Entries with figure data
---*---
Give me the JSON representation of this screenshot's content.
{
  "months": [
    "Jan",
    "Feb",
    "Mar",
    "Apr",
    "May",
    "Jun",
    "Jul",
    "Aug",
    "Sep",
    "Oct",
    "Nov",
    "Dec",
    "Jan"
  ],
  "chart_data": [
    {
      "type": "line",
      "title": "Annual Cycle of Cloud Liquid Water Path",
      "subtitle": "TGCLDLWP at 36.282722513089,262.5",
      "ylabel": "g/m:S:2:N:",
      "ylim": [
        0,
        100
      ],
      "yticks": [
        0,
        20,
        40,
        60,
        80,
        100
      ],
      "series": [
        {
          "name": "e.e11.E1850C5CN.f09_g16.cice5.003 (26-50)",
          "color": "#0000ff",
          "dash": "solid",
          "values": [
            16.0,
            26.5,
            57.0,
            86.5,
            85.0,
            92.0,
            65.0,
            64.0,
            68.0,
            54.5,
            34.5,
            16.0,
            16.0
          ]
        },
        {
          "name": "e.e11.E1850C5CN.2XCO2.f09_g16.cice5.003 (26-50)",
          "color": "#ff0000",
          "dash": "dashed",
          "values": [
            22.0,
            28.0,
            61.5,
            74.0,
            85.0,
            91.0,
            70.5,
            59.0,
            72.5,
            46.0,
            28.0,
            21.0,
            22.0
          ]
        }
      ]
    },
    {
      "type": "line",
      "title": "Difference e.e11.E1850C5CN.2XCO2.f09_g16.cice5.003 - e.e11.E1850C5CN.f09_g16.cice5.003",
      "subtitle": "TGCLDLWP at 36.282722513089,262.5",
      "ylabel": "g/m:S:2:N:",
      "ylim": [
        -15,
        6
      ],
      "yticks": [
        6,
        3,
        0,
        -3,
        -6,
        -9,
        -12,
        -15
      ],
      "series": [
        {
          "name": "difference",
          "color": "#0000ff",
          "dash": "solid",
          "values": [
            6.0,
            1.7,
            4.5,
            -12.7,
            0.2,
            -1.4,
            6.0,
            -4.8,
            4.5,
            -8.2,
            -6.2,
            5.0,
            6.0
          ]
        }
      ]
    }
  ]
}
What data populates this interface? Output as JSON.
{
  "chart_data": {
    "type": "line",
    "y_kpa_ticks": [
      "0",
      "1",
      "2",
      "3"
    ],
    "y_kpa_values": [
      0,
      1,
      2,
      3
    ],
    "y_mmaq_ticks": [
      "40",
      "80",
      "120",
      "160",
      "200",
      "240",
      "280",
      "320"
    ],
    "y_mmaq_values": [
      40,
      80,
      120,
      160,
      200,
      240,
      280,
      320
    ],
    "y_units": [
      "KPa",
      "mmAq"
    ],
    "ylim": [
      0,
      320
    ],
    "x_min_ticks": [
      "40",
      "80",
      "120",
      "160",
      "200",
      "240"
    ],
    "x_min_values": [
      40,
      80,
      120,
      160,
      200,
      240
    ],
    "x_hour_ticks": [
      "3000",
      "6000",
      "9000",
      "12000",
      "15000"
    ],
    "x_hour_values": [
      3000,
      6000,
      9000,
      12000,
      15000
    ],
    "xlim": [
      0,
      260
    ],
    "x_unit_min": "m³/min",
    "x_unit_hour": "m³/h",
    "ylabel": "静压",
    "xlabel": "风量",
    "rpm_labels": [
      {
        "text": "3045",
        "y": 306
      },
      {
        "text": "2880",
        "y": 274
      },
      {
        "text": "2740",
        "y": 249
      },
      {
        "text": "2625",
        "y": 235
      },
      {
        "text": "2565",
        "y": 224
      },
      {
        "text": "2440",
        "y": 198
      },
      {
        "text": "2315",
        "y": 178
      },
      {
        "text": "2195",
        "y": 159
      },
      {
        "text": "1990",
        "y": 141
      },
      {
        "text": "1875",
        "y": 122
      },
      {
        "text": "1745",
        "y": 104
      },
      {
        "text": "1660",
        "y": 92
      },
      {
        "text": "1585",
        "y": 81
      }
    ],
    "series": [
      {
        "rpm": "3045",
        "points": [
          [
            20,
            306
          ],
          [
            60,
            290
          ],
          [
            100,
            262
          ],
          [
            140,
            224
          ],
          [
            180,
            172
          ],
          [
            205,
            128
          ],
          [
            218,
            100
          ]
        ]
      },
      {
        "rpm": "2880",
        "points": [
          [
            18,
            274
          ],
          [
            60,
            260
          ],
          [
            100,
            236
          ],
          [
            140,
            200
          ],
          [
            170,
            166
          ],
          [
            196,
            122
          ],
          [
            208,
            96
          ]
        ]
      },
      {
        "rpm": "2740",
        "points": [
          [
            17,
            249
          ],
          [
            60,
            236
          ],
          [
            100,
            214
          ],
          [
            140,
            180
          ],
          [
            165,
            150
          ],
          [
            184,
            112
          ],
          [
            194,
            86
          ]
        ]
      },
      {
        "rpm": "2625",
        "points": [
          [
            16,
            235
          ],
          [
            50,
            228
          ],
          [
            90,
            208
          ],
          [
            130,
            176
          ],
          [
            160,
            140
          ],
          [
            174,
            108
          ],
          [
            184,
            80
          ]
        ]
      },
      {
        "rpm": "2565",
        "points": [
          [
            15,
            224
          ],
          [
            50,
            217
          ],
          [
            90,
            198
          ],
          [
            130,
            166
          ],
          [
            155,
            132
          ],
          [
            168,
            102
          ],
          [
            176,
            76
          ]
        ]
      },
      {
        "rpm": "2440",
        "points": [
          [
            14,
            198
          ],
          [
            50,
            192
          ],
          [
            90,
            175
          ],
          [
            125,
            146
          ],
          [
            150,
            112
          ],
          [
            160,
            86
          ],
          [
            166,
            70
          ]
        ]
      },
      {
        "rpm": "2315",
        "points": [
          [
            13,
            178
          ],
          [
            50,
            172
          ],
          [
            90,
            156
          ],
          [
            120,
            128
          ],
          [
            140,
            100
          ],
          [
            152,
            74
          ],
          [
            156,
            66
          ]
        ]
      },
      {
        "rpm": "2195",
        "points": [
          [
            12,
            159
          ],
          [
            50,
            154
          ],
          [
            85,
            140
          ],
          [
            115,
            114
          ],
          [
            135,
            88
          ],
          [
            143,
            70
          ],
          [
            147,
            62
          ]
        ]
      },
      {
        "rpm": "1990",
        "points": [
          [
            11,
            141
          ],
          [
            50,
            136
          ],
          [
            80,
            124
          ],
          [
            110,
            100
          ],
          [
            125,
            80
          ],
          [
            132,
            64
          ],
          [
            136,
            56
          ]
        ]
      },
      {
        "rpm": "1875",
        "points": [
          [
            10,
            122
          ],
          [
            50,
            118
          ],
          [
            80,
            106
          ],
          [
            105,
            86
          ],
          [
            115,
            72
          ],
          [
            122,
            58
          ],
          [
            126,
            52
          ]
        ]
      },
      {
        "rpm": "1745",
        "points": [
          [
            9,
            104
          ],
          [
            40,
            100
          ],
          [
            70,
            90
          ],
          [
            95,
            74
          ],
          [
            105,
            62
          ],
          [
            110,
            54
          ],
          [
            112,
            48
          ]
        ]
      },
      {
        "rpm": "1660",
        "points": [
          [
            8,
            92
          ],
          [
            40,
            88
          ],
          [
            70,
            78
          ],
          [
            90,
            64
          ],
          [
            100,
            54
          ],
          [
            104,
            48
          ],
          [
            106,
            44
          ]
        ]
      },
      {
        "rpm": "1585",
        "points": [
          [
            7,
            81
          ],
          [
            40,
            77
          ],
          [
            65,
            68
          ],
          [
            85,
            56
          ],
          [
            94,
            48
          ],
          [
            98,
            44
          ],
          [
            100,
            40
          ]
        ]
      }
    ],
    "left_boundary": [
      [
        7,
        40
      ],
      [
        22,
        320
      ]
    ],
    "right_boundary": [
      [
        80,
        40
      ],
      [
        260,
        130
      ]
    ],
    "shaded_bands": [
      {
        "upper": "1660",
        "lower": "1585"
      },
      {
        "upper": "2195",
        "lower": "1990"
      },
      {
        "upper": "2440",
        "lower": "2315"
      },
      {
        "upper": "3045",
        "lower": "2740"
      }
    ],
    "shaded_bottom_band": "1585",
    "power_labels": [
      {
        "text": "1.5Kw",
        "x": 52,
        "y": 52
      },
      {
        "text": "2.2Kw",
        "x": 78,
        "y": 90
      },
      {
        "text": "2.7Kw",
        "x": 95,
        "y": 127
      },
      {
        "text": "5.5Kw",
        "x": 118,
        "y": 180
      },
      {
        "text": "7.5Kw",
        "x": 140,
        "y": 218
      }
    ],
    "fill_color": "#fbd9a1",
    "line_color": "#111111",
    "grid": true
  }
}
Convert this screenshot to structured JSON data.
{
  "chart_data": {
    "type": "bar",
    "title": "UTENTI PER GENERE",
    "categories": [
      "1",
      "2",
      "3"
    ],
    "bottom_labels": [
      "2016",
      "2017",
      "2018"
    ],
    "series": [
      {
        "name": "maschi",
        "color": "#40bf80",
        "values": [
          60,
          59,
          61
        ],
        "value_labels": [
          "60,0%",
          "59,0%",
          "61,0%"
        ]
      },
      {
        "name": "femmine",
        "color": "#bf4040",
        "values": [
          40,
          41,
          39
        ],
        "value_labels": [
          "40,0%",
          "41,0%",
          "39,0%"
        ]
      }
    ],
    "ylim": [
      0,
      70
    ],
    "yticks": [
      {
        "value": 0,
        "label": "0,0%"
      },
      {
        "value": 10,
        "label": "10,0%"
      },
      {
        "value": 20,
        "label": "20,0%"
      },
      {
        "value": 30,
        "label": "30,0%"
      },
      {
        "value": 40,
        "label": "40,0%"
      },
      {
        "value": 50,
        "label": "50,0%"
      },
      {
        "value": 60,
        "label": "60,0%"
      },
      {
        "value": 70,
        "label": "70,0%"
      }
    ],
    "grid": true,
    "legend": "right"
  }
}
---*---
Which lines run from the one containing "Convert this screenshot" to the end of the entries above? Quote exactly those, and only those.

=== RESPONSE TO THE TASK ===
Convert this screenshot to structured JSON data.
{
  "chart_data": {
    "type": "bar",
    "title": "UTENTI PER GENERE",
    "categories": [
      "1",
      "2",
      "3"
    ],
    "bottom_labels": [
      "2016",
      "2017",
      "2018"
    ],
    "series": [
      {
        "name": "maschi",
        "color": "#40bf80",
        "values": [
          60,
          59,
          61
        ],
        "value_labels": [
          "60,0%",
          "59,0%",
          "61,0%"
        ]
      },
      {
        "name": "femmine",
        "color": "#bf4040",
        "values": [
          40,
          41,
          39
        ],
        "value_labels": [
          "40,0%",
          "41,0%",
          "39,0%"
        ]
      }
    ],
    "ylim": [
      0,
      70
    ],
    "yticks": [
      {
        "value": 0,
        "label": "0,0%"
      },
      {
        "value": 10,
        "label": "10,0%"
      },
      {
        "value": 20,
        "label": "20,0%"
      },
      {
        "value": 30,
        "label": "30,0%"
      },
      {
        "value": 40,
        "label": "40,0%"
      },
      {
        "value": 50,
        "label": "50,0%"
      },
      {
        "value": 60,
        "label": "60,0%"
      },
      {
        "value": 70,
        "label": "70,0%"
      }
    ],
    "grid": true,
    "legend": "right"
  }
}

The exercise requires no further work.